WORK TO DO:
[A] In the quote thread, which publication and issue does Ho Ho Tai name as the source of the Philip K. Dick and Ayn Rand quotes?
[B] Transcribe the quote thread word for word, from "I know a stupid" up to and including "victory in that.".

Rep the source material, not my post.


----------



## Cobra Verde (Sep 25, 2016)

This is how it begins...


----------



## Ho Ho Tai (Oct 7, 2016)

"I was written off by many who considered me a jellyfish before I set my own course to chart my personal destiny. And I have proved that life can be a beautiful, magnificent thing to even a jellyfish."


Charlie Chaplin (Who would have known?)

I heard this quote for the first time recently on a film bio. of the life of Chaplin. I found many sources for the quote but selected this one for the additional content. Success Soul


----------



## Cobra Verde (Oct 20, 2016)

I know a stupid HBO cop show isn't really the place to find wisdom but in this winter of my discontent I keep coming back to this:



> I know who I am. And after all these years there's a victory in that.


----------



## Ho Ho Tai (Dec 14, 2016)

I just ran across this one today, from the folks at FullMoon.info .

Good advice for lots of people, from Full Moon.



"Maybe you know this feeling, treading water and to always be confronted with the same situation or problem. Melancholy, self-doubt and other sinister companions begin to spread, the belief in a positive outcome is lost. But is it truly possible to stand still? Is there a not-develop-oneself? Maybe it is only the similarity of situations that lets us overlook that we are different today, compared to yesterday. Mark Twain phrased it beautifully, "History does not repeat itself, but it does rhyme". We should not be discouraged to be confident in taking large steps."


----------



## Ho Ho Tai (Dec 26, 2016)

New Scientist (19 Nov 2016) has several interesting quotes in the lead editorial. I can't say they are my favorites - I never heard them before - but each carries a lesson to be ignored at one's own peril.

"Reality is that which, when you stop believing in it, doesn't go away." Philip K. Dick

"We can evade reality, but we cannot evade the consequences of evading reality." Ayn Rand


----------



## Kristal (Dec 27, 2016)

"Magic is what you make become." - Kristal


----------



## nitewriter (Dec 27, 2016)

"We has met the Enemy and he is Us!!!"


----------



## AmyJo1976 (Dec 27, 2016)

_"It's not true I had nothing on. I had the radio on." -_ Marilyn Monroe


----------



## Kristal (Dec 27, 2016)

"Where is my god damn what-cha-ma-call-it"? - my grandfather


----------



## AmyJo1976 (Dec 28, 2016)

Kristal said:


> "Where is my god damn what-cha-ma-call-it"? - my grandfather



lol! My grandfather sounded just like that


----------



## socrates74 (Dec 28, 2016)

"*Everything* is either time or money"


----------



## swamptoad (Jan 19, 2017)

Me fail english? Thats unpossible. *Matt Groening*

A black cat crossing your path signifies that the animal is going somewhere. *Groucho Marx*

Be aware of wonder. Live a balanced life - learn some and think some and draw and paint and sing and dance and play and work every day some.

EXTRACTED INFORMATION:
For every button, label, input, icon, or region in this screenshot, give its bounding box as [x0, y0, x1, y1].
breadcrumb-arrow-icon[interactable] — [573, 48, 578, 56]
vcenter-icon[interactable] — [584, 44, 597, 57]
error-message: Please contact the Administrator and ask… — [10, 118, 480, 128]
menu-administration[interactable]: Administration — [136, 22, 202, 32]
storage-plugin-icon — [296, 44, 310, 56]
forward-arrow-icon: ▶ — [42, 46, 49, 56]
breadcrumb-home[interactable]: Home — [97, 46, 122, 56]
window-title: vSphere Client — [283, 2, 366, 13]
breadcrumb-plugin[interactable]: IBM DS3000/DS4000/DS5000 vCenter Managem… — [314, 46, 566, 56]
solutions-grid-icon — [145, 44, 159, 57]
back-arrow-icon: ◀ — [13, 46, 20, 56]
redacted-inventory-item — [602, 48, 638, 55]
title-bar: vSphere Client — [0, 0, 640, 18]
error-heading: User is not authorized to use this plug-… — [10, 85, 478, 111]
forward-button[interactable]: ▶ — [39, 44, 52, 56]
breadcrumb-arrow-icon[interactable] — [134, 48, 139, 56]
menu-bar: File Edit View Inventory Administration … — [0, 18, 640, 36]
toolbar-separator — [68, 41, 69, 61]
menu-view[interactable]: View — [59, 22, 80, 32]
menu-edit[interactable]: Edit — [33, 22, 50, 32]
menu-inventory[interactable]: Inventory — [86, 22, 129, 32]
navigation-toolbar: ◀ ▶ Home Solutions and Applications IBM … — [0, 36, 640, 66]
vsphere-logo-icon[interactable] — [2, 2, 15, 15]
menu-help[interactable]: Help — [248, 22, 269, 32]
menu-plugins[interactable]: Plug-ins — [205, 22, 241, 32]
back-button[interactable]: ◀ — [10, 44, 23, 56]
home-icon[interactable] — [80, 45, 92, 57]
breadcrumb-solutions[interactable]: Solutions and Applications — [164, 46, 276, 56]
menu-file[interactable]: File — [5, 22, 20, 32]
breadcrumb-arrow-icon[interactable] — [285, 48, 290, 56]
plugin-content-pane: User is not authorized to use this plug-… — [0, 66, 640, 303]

PER-TASK ANSWERS:
[A] The lead editorial of New Scientist, 19 Nov 2016.

[B]
I know a stupid HBO cop show isn't really the place to find wisdom but in this winter of my discontent I keep coming back to this:



> I know who I am. And after all these years there's a victory in that.